What to do -> The records that follow must be repeated verbatim, every one of them.

Data to process ->
#####
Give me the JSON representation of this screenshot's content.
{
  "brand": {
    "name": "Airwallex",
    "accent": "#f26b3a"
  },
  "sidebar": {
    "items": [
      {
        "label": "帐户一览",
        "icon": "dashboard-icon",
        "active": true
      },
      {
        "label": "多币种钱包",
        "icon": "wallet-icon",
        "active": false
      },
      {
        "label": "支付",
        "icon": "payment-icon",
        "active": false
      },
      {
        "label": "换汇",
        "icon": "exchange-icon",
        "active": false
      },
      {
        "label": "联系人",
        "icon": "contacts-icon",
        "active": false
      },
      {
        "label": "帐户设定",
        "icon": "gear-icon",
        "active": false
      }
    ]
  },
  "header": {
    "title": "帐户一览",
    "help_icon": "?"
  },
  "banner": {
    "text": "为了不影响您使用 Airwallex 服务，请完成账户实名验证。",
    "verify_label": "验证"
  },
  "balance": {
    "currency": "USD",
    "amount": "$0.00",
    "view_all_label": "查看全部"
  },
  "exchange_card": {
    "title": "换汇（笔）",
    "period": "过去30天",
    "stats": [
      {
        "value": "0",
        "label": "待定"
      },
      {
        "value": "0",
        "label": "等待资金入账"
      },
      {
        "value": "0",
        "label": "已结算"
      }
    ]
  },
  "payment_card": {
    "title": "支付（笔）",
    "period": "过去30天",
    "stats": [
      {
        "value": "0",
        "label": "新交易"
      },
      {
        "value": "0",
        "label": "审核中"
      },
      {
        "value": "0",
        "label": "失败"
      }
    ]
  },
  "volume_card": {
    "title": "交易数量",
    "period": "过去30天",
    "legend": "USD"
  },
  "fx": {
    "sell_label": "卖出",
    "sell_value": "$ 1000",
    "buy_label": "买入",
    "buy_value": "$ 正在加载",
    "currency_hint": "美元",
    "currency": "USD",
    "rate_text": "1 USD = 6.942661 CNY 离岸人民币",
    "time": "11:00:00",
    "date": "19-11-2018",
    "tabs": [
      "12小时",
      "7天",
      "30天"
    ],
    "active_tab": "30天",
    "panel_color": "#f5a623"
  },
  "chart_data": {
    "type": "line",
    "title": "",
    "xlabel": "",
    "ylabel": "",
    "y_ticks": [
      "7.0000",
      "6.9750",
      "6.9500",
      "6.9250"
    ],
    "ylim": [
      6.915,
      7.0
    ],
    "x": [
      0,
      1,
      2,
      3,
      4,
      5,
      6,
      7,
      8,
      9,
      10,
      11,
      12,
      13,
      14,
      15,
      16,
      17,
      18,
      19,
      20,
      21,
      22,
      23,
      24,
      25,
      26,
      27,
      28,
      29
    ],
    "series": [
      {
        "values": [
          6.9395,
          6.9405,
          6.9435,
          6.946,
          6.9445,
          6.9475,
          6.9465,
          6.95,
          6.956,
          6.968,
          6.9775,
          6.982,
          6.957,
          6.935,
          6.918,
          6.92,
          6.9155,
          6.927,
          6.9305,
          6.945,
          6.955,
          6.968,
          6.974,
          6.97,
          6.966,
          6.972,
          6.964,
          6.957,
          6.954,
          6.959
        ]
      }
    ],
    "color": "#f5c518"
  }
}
#####
Task result ->
Give me the JSON representation of this screenshot's content.
{
  "brand": {
    "name": "Airwallex",
    "accent": "#f26b3a"
  },
  "sidebar": {
    "items": [
      {
        "label": "帐户一览",
        "icon": "dashboard-icon",
        "active": true
      },
      {
        "label": "多币种钱包",
        "icon": "wallet-icon",
        "active": false
      },
      {
        "label": "支付",
        "icon": "payment-icon",
        "active": false
      },
      {
        "label": "换汇",
        "icon": "exchange-icon",
        "active": false
      },
      {
        "label": "联系人",
        "icon": "contacts-icon",
        "active": false
      },
      {
        "label": "帐户设定",
        "icon": "gear-icon",
        "active": false
      }
    ]
  },
  "header": {
    "title": "帐户一览",
    "help_icon": "?"
  },
  "banner": {
    "text": "为了不影响您使用 Airwallex 服务，请完成账户实名验证。",
    "verify_label": "验证"
  },
  "balance": {
    "currency": "USD",
    "amount": "$0.00",
    "view_all_label": "查看全部"
  },
  "exchange_card": {
    "title": "换汇（笔）",
    "period": "过去30天",
    "stats": [
      {
        "value": "0",
        "label": "待定"
      },
      {
        "value": "0",
        "label": "等待资金入账"
      },
      {
        "value": "0",
        "label": "已结算"
      }
    ]
  },
  "payment_card": {
    "title": "支付（笔）",
    "period": "过去30天",
    "stats": [
      {
        "value": "0",
        "label": "新交易"
      },
      {
        "value": "0",
        "label": "审核中"
      },
      {
        "value": "0",
        "label": "失败"
      }
    ]
  },
  "volume_card": {
    "title": "交易数量",
    "period": "过去30天",
    "legend": "USD"
  },
  "fx": {
    "sell_label": "卖出",
    "sell_value": "$ 1000",
    "buy_label": "买入",
    "buy_value": "$ 正在加载",
    "currency_hint": "美元",
    "currency": "USD",
    "rate_text": "1 USD = 6.942661 CNY 离岸人民币",
    "time": "11:00:00",
    "date": "19-11-2018",
    "tabs": [
      "12小时",
      "7天",
      "30天"
    ],
    "active_tab": "30天",
    "panel_color": "#f5a623"
  },
  "chart_data": {
    "type": "line",
    "title": "",
    "xlabel": "",
    "ylabel": "",
    "y_ticks": [
      "7.0000",
      "6.9750",
      "6.9500",
      "6.9250"
    ],
    "ylim": [
      6.915,
      7.0
    ],
    "x": [
      0,
      1,
      2,
      3,
      4,
      5,
      6,
      7,
      8,
      9,
      10,
      11,
      12,
      13,
      14,
      15,
      16,
      17,
      18,
      19,
      20,
      21,
      22,
      23,
      24,
      25,
      26,
      27,
      28,
      29
    ],
    "series": [
      {
        "values": [
          6.9395,
          6.9405,
          6.9435,
          6.946,
          6.9445,
          6.9475,
          6.9465,
          6.95,
          6.956,
          6.968,
          6.9775,
          6.982,
          6.957,
          6.935,
          6.918,
          6.92,
          6.9155,
          6.927,
          6.9305,
          6.945,
          6.955,
          6.968,
          6.974,
          6.97,
          6.966,
          6.972,
          6.964,
          6.957,
          6.954,
          6.959
        ]
      }
    ],
    "color": "#f5c518"
  }
}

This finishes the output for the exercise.